▼
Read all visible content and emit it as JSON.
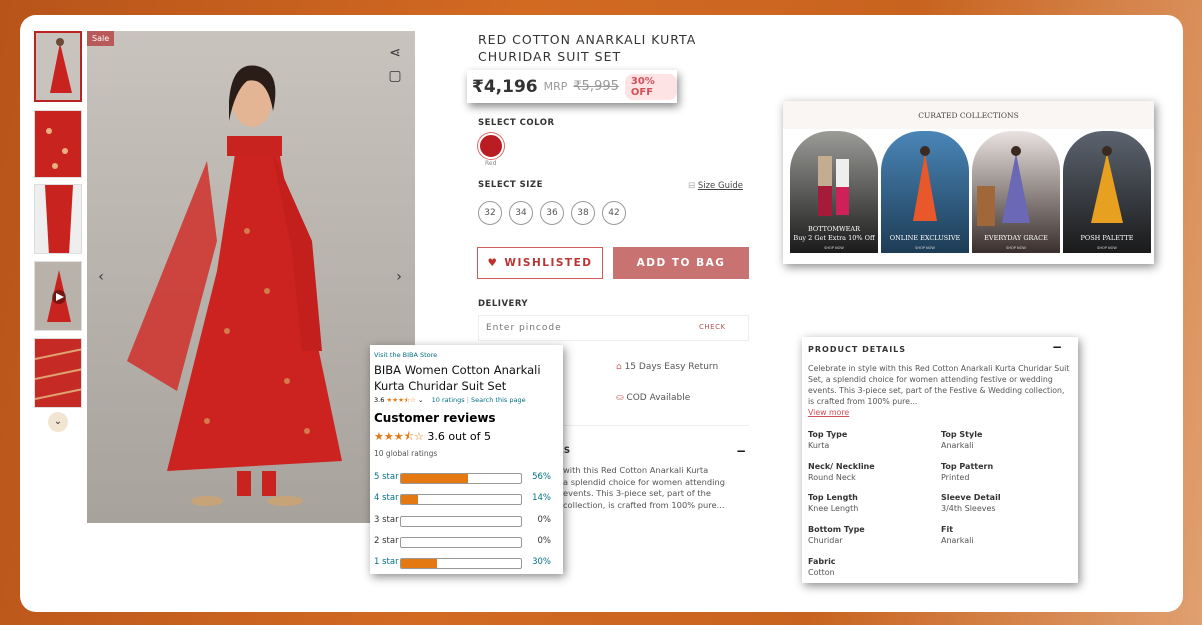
{
  "gallery": {
    "sale_badge": "Sale",
    "thumbnails": 5
  },
  "product": {
    "title": "RED COTTON ANARKALI KURTA CHURIDAR SUIT SET",
    "price": "₹4,196",
    "mrp_label": "MRP",
    "mrp": "₹5,995",
    "discount": "30% OFF",
    "color_label": "SELECT COLOR",
    "color_name": "Red",
    "color_hex": "#b91c22",
    "size_label": "SELECT SIZE",
    "size_guide": "Size Guide",
    "sizes": [
      "32",
      "34",
      "36",
      "38",
      "42"
    ],
    "wishlist": "WISHLISTED",
    "add_to_bag": "ADD TO BAG",
    "delivery_label": "DELIVERY",
    "pincode_placeholder": "Enter pincode",
    "check": "CHECK",
    "return_text": "15 Days Easy Return",
    "cod_text": "COD Available",
    "details_partial": "LS",
    "desc_partial": [
      "with this Red Cotton Anarkali Kurta",
      "a splendid choice for women attending",
      "events. This 3-piece set, part of the",
      "collection, is crafted from 100% pure..."
    ]
  },
  "reviews": {
    "store_link": "Visit the BIBA Store",
    "title": "BIBA Women Cotton Anarkali Kurta Churidar Suit Set",
    "rating": "3.6",
    "ratings_link": "10 ratings",
    "search_link": "Search this page",
    "heading": "Customer reviews",
    "out_of": "3.6 out of 5",
    "global": "10 global ratings",
    "bars": [
      {
        "label": "5 star",
        "pct": 56,
        "text": "56%"
      },
      {
        "label": "4 star",
        "pct": 14,
        "text": "14%"
      },
      {
        "label": "3 star",
        "pct": 0,
        "text": "0%"
      },
      {
        "label": "2 star",
        "pct": 0,
        "text": "0%"
      },
      {
        "label": "1 star",
        "pct": 30,
        "text": "30%"
      }
    ],
    "accent": "#e47911"
  },
  "collections": {
    "title": "CURATED COLLECTIONS",
    "items": [
      {
        "name": "BOTTOMWEAR",
        "sub": "Buy 2 Get Extra 10% Off",
        "shop": "SHOP NOW"
      },
      {
        "name": "ONLINE EXCLUSIVE",
        "shop": "SHOP NOW"
      },
      {
        "name": "EVERYDAY GRACE",
        "shop": "SHOP NOW"
      },
      {
        "name": "POSH PALETTE",
        "shop": "SHOP NOW"
      }
    ]
  },
  "details": {
    "title": "PRODUCT DETAILS",
    "description": "Celebrate in style with this Red Cotton Anarkali Kurta Churidar Suit Set, a splendid choice for women attending festive or wedding events. This 3-piece set, part of the Festive & Wedding collection, is crafted from 100% pure...",
    "view_more": "View more",
    "attrs": [
      {
        "k": "Top Type",
        "v": "Kurta"
      },
      {
        "k": "Top Style",
        "v": "Anarkali"
      },
      {
        "k": "Neck/ Neckline",
        "v": "Round Neck"
      },
      {
        "k": "Top Pattern",
        "v": "Printed"
      },
      {
        "k": "Top Length",
        "v": "Knee Length"
      },
      {
        "k": "Sleeve Detail",
        "v": "3/4th Sleeves"
      },
      {
        "k": "Bottom Type",
        "v": "Churidar"
      },
      {
        "k": "Fit",
        "v": "Anarkali"
      },
      {
        "k": "Fabric",
        "v": "Cotton"
      }
    ]
  }
}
▲
◆ **Short problem**:
Copy all lines above containing the string "piece".

◆ **Finished task**:
      "events. This 3-piece set, part of the",
    "description": "Celebrate in style with this Red Cotton Anarkali Kurta Churidar Suit Set, a splendid choice for women attending festive or wedding events. This 3-piece set, part of the Festive & Wedding collection, is crafted from 100% pure...",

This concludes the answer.